TASK INPUT:
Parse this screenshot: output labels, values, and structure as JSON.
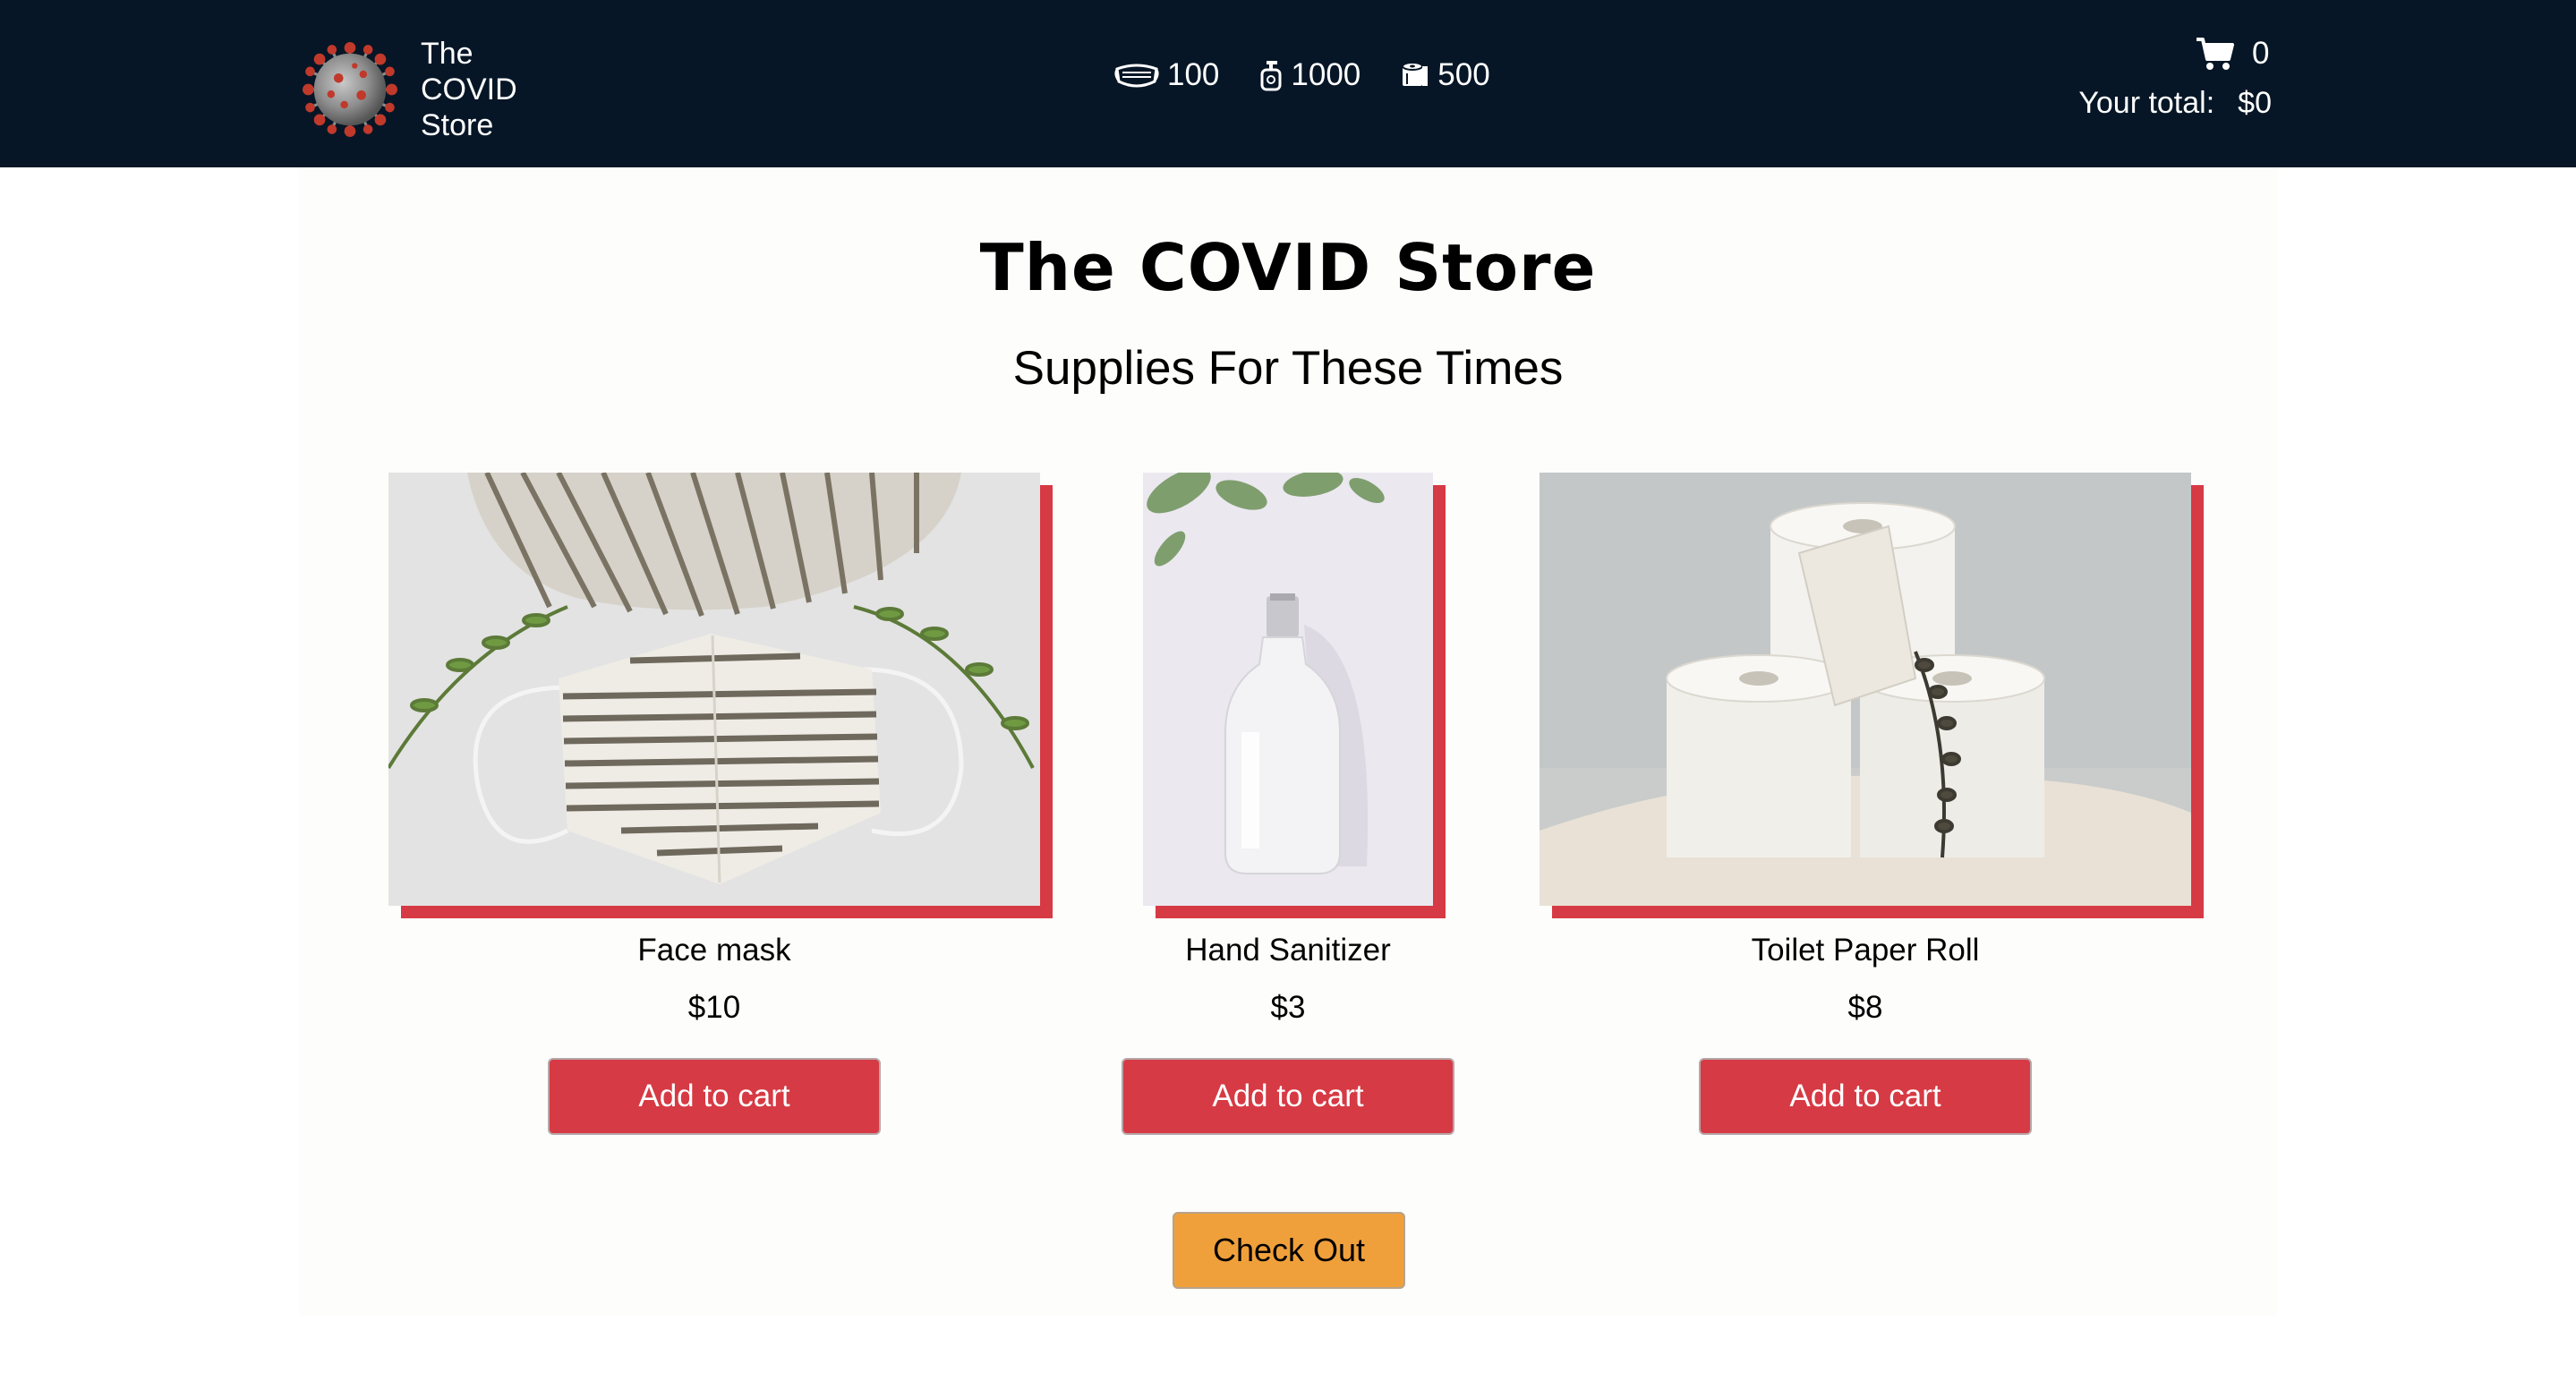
{
  "nav": {
    "brand_name": "The COVID Store",
    "logo_icon": "coronavirus-logo",
    "stock": [
      {
        "icon": "mask-icon",
        "count": "100"
      },
      {
        "icon": "sanitizer-icon",
        "count": "1000"
      },
      {
        "icon": "toilet-paper-icon",
        "count": "500"
      }
    ],
    "cart": {
      "icon": "shopping-cart-icon",
      "count": "0",
      "total_label": "Your total:",
      "total_value": "$0"
    }
  },
  "page": {
    "title": "The COVID Store",
    "subtitle": "Supplies For These Times"
  },
  "products": [
    {
      "name": "Face mask",
      "price": "$10",
      "button": "Add to cart",
      "image": "striped-face-mask-photo"
    },
    {
      "name": "Hand Sanitizer",
      "price": "$3",
      "button": "Add to cart",
      "image": "hand-sanitizer-bottle-photo"
    },
    {
      "name": "Toilet Paper Roll",
      "price": "$8",
      "button": "Add to cart",
      "image": "toilet-paper-rolls-photo"
    }
  ],
  "checkout": {
    "label": "Check Out"
  },
  "colors": {
    "navbar": "#061626",
    "accent_red": "#d63a44",
    "checkout_orange": "#f0a03b",
    "main_bg": "#fdfdfc"
  }
}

WHAT YOU NEED TO DO: Omit the pictures and copy the records above exactly.

WRITTEN SOLUTION:
Parse this screenshot: output labels, values, and structure as JSON.
{
  "nav": {
    "brand_name": "The COVID Store",
    "logo_icon": "coronavirus-logo",
    "stock": [
      {
        "icon": "mask-icon",
        "count": "100"
      },
      {
        "icon": "sanitizer-icon",
        "count": "1000"
      },
      {
        "icon": "toilet-paper-icon",
        "count": "500"
      }
    ],
    "cart": {
      "icon": "shopping-cart-icon",
      "count": "0",
      "total_label": "Your total:",
      "total_value": "$0"
    }
  },
  "page": {
    "title": "The COVID Store",
    "subtitle": "Supplies For These Times"
  },
  "products": [
    {
      "name": "Face mask",
      "price": "$10",
      "button": "Add to cart",
      "image": "striped-face-mask-photo"
    },
    {
      "name": "Hand Sanitizer",
      "price": "$3",
      "button": "Add to cart",
      "image": "hand-sanitizer-bottle-photo"
    },
    {
      "name": "Toilet Paper Roll",
      "price": "$8",
      "button": "Add to cart",
      "image": "toilet-paper-rolls-photo"
    }
  ],
  "checkout": {
    "label": "Check Out"
  },
  "colors": {
    "navbar": "#061626",
    "accent_red": "#d63a44",
    "checkout_orange": "#f0a03b",
    "main_bg": "#fdfdfc"
  }
}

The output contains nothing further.